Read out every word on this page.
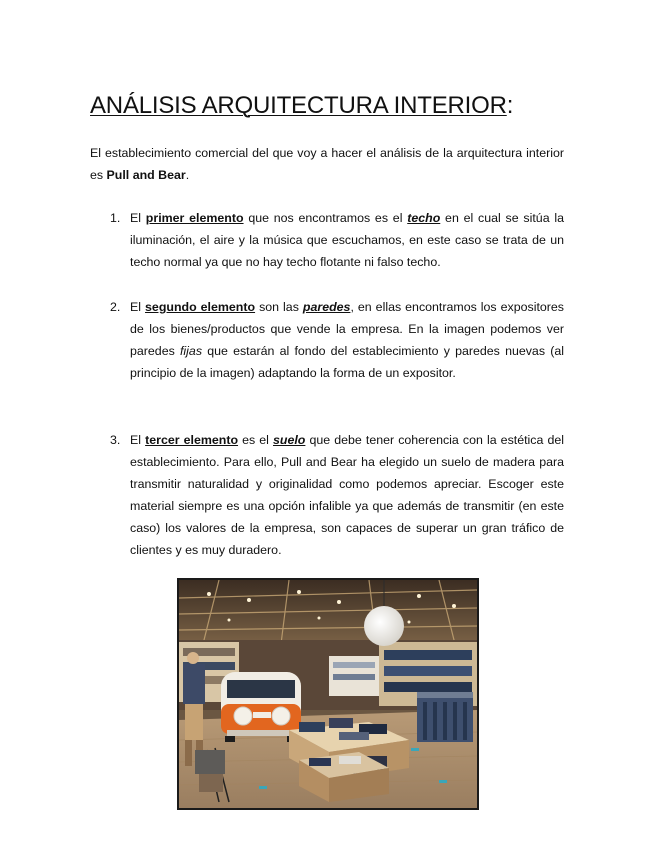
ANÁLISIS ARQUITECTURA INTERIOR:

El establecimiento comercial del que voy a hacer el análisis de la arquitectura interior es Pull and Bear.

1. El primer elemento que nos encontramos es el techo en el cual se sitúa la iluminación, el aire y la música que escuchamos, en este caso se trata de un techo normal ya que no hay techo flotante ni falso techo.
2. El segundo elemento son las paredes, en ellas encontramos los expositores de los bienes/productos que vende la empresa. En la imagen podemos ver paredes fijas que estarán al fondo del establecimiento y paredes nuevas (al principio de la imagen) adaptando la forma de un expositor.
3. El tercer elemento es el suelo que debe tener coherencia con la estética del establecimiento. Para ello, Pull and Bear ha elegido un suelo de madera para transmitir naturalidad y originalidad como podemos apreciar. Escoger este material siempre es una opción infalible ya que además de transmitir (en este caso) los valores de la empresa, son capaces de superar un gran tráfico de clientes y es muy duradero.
● ● ● ● ● ● ●
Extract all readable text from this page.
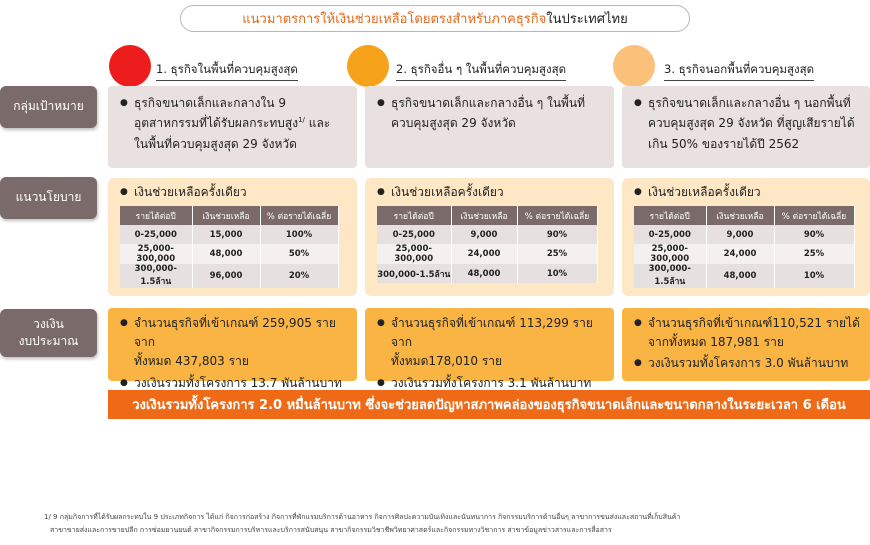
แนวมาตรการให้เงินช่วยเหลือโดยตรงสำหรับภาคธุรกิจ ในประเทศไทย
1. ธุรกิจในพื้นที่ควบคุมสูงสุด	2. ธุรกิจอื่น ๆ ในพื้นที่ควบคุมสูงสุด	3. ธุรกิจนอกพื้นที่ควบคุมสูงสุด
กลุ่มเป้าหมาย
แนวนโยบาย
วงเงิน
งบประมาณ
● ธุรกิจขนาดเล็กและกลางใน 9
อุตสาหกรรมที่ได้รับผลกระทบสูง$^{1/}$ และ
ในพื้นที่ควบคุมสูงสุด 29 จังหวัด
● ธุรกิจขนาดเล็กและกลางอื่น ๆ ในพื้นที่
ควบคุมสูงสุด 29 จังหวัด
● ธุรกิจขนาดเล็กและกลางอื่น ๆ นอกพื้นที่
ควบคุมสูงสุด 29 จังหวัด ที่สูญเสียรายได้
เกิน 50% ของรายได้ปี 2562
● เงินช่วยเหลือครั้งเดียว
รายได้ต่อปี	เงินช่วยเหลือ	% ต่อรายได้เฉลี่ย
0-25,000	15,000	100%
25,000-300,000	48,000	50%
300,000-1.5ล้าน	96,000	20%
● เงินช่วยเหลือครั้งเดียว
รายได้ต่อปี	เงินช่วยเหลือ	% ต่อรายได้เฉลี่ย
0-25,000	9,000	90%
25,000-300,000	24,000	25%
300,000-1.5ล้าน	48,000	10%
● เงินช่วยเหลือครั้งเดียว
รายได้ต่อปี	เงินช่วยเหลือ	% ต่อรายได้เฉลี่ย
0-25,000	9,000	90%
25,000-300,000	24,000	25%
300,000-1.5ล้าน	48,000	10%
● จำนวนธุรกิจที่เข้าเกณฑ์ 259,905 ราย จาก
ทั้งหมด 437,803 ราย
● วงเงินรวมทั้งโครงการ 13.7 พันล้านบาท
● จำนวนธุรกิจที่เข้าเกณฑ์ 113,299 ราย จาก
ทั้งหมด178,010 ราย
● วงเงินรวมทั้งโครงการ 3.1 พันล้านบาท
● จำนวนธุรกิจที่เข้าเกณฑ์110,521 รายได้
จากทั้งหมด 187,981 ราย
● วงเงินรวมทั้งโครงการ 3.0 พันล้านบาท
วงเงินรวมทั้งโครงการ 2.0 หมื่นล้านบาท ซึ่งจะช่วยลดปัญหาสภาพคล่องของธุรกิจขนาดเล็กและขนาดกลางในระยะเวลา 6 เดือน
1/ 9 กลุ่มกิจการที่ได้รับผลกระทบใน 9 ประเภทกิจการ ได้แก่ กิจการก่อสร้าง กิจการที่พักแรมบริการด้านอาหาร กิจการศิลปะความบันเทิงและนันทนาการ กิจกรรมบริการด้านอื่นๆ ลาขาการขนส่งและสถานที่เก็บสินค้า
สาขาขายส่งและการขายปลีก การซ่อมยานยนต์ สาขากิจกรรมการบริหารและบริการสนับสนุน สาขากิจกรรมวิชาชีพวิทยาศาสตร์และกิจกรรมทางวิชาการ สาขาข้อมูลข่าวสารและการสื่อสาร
● ● ● ● ● ● ●
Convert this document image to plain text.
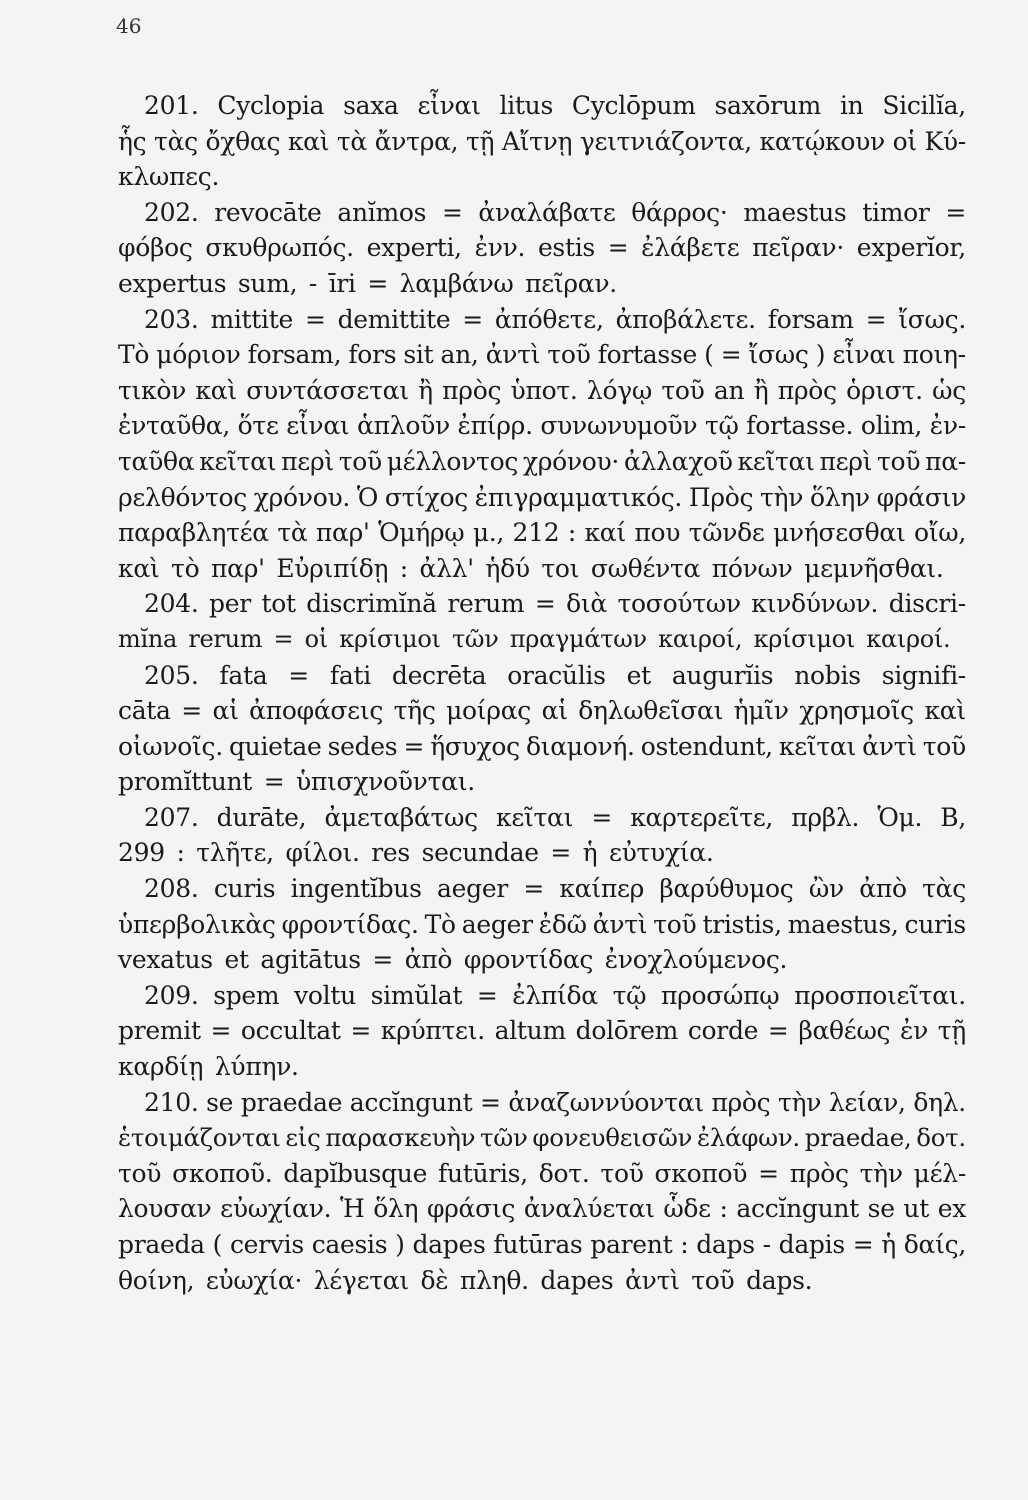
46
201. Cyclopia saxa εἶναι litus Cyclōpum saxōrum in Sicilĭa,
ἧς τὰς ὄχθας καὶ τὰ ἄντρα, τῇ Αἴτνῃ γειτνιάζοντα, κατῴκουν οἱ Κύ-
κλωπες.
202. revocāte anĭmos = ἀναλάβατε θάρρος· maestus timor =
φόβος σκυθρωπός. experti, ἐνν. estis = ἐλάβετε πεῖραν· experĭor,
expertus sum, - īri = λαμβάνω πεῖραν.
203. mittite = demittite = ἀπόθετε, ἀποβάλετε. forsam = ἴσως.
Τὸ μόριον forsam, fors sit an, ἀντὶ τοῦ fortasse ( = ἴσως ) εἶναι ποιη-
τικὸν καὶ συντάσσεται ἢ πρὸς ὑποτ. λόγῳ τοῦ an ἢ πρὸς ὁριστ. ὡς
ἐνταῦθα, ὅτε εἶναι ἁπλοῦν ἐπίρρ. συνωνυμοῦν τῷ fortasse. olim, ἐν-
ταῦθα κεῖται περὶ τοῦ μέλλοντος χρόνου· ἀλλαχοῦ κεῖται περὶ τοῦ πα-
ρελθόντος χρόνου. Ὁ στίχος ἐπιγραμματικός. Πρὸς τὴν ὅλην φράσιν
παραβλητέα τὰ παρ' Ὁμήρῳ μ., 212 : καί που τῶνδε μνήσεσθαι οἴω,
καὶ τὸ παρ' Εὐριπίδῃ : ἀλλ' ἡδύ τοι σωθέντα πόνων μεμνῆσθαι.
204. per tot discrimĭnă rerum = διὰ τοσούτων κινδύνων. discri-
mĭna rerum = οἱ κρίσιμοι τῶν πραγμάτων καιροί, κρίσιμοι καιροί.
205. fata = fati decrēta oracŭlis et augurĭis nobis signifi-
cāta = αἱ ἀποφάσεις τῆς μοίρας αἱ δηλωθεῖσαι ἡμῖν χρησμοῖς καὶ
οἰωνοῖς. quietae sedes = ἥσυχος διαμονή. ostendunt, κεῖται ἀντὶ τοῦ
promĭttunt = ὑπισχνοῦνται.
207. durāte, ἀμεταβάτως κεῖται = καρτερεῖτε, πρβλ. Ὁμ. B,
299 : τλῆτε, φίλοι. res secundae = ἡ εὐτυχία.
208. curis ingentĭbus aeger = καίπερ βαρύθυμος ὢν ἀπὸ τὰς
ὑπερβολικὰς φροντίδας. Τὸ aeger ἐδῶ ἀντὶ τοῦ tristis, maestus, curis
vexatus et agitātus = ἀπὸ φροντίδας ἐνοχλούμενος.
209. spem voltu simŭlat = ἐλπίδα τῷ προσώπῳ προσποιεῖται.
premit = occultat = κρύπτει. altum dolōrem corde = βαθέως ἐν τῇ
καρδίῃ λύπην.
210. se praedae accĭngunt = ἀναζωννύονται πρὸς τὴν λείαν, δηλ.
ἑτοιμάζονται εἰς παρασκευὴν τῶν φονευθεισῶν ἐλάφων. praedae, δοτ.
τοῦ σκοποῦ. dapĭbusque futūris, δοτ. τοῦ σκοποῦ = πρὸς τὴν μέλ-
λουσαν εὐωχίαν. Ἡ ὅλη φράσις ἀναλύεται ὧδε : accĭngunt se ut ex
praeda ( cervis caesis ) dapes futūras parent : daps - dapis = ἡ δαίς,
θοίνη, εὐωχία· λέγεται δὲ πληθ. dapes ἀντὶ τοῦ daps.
● ● ● ● ● ● ●
(AIM) Look through the records and gather every line containing "fortasse".

(THE ANSWER)
Τὸ μόριον forsam, fors sit an, ἀντὶ τοῦ fortasse ( = ἴσως ) εἶναι ποιη-
ἐνταῦθα, ὅτε εἶναι ἁπλοῦν ἐπίρρ. συνωνυμοῦν τῷ fortasse. olim, ἐν-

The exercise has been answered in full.